● MATERIALS PROVIDED:
□ □ □ □ □ □ □
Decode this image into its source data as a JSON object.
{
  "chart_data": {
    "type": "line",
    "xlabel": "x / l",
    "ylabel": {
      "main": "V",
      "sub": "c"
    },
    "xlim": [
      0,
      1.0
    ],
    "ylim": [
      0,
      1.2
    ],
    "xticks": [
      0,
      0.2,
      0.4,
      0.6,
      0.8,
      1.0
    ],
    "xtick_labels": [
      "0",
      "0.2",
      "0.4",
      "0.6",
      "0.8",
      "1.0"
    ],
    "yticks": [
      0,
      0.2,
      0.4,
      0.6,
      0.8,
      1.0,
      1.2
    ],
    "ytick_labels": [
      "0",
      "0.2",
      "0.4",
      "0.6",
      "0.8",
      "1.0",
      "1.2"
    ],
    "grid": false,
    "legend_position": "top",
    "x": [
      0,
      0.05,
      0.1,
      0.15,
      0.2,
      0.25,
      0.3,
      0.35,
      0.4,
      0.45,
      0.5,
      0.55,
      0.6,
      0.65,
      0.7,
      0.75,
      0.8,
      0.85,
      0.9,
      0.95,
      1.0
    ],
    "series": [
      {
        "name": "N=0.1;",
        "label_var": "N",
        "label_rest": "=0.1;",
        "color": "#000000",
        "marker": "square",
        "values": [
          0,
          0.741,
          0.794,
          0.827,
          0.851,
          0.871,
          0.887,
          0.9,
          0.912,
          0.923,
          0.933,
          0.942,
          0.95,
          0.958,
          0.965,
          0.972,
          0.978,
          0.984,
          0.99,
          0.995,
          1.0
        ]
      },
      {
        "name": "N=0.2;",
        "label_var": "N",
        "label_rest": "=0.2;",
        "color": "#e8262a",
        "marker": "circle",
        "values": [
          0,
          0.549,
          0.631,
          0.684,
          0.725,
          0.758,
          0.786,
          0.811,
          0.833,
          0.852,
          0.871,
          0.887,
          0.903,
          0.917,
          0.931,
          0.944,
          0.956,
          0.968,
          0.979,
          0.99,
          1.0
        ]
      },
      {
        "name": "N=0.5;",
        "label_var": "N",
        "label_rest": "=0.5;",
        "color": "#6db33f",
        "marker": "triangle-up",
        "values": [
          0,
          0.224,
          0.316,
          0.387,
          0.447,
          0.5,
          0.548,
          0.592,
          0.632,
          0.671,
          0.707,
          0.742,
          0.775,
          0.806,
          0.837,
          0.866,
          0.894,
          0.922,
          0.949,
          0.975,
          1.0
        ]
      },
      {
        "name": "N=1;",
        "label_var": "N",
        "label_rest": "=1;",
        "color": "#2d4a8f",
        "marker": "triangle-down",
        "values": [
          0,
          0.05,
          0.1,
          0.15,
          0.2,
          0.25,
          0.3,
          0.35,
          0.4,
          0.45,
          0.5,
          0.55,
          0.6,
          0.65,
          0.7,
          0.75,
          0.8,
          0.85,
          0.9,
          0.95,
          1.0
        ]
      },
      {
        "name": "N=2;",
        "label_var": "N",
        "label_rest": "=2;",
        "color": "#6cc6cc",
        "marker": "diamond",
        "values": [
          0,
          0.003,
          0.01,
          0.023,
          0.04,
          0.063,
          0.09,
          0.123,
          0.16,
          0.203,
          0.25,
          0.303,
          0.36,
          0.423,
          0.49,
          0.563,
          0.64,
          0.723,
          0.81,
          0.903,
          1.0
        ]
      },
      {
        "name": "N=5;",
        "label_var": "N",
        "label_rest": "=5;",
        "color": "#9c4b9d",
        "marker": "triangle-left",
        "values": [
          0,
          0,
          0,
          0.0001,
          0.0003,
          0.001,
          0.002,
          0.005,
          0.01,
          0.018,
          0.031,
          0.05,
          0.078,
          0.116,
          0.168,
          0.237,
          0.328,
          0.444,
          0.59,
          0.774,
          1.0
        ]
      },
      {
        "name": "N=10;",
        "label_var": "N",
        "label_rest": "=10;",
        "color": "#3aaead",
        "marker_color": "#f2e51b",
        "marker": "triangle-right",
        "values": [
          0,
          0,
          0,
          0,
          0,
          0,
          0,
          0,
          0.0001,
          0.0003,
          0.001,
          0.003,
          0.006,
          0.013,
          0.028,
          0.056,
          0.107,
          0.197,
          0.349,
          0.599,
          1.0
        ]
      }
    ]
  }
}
□ □ □ □ □ □ □
● PROBLEM TO SOLVE:
Show the data once more, exactly as it was written.

● WRITTEN ANSWER:
Decode this image into its source data as a JSON object.
{
  "chart_data": {
    "type": "line",
    "xlabel": "x / l",
    "ylabel": {
      "main": "V",
      "sub": "c"
    },
    "xlim": [
      0,
      1.0
    ],
    "ylim": [
      0,
      1.2
    ],
    "xticks": [
      0,
      0.2,
      0.4,
      0.6,
      0.8,
      1.0
    ],
    "xtick_labels": [
      "0",
      "0.2",
      "0.4",
      "0.6",
      "0.8",
      "1.0"
    ],
    "yticks": [
      0,
      0.2,
      0.4,
      0.6,
      0.8,
      1.0,
      1.2
    ],
    "ytick_labels": [
      "0",
      "0.2",
      "0.4",
      "0.6",
      "0.8",
      "1.0",
      "1.2"
    ],
    "grid": false,
    "legend_position": "top",
    "x": [
      0,
      0.05,
      0.1,
      0.15,
      0.2,
      0.25,
      0.3,
      0.35,
      0.4,
      0.45,
      0.5,
      0.55,
      0.6,
      0.65,
      0.7,
      0.75,
      0.8,
      0.85,
      0.9,
      0.95,
      1.0
    ],
    "series": [
      {
        "name": "N=0.1;",
        "label_var": "N",
        "label_rest": "=0.1;",
        "color": "#000000",
        "marker": "square",
        "values": [
          0,
          0.741,
          0.794,
          0.827,
          0.851,
          0.871,
          0.887,
          0.9,
          0.912,
          0.923,
          0.933,
          0.942,
          0.95,
          0.958,
          0.965,
          0.972,
          0.978,
          0.984,
          0.99,
          0.995,
          1.0
        ]
      },
      {
        "name": "N=0.2;",
        "label_var": "N",
        "label_rest": "=0.2;",
        "color": "#e8262a",
        "marker": "circle",
        "values": [
          0,
          0.549,
          0.631,
          0.684,
          0.725,
          0.758,
          0.786,
          0.811,
          0.833,
          0.852,
          0.871,
          0.887,
          0.903,
          0.917,
          0.931,
          0.944,
          0.956,
          0.968,
          0.979,
          0.99,
          1.0
        ]
      },
      {
        "name": "N=0.5;",
        "label_var": "N",
        "label_rest": "=0.5;",
        "color": "#6db33f",
        "marker": "triangle-up",
        "values": [
          0,
          0.224,
          0.316,
          0.387,
          0.447,
          0.5,
          0.548,
          0.592,
          0.632,
          0.671,
          0.707,
          0.742,
          0.775,
          0.806,
          0.837,
          0.866,
          0.894,
          0.922,
          0.949,
          0.975,
          1.0
        ]
      },
      {
        "name": "N=1;",
        "label_var": "N",
        "label_rest": "=1;",
        "color": "#2d4a8f",
        "marker": "triangle-down",
        "values": [
          0,
          0.05,
          0.1,
          0.15,
          0.2,
          0.25,
          0.3,
          0.35,
          0.4,
          0.45,
          0.5,
          0.55,
          0.6,
          0.65,
          0.7,
          0.75,
          0.8,
          0.85,
          0.9,
          0.95,
          1.0
        ]
      },
      {
        "name": "N=2;",
        "label_var": "N",
        "label_rest": "=2;",
        "color": "#6cc6cc",
        "marker": "diamond",
        "values": [
          0,
          0.003,
          0.01,
          0.023,
          0.04,
          0.063,
          0.09,
          0.123,
          0.16,
          0.203,
          0.25,
          0.303,
          0.36,
          0.423,
          0.49,
          0.563,
          0.64,
          0.723,
          0.81,
          0.903,
          1.0
        ]
      },
      {
        "name": "N=5;",
        "label_var": "N",
        "label_rest": "=5;",
        "color": "#9c4b9d",
        "marker": "triangle-left",
        "values": [
          0,
          0,
          0,
          0.0001,
          0.0003,
          0.001,
          0.002,
          0.005,
          0.01,
          0.018,
          0.031,
          0.05,
          0.078,
          0.116,
          0.168,
          0.237,
          0.328,
          0.444,
          0.59,
          0.774,
          1.0
        ]
      },
      {
        "name": "N=10;",
        "label_var": "N",
        "label_rest": "=10;",
        "color": "#3aaead",
        "marker_color": "#f2e51b",
        "marker": "triangle-right",
        "values": [
          0,
          0,
          0,
          0,
          0,
          0,
          0,
          0,
          0.0001,
          0.0003,
          0.001,
          0.003,
          0.006,
          0.013,
          0.028,
          0.056,
          0.107,
          0.197,
          0.349,
          0.599,
          1.0
        ]
      }
    ]
  }
}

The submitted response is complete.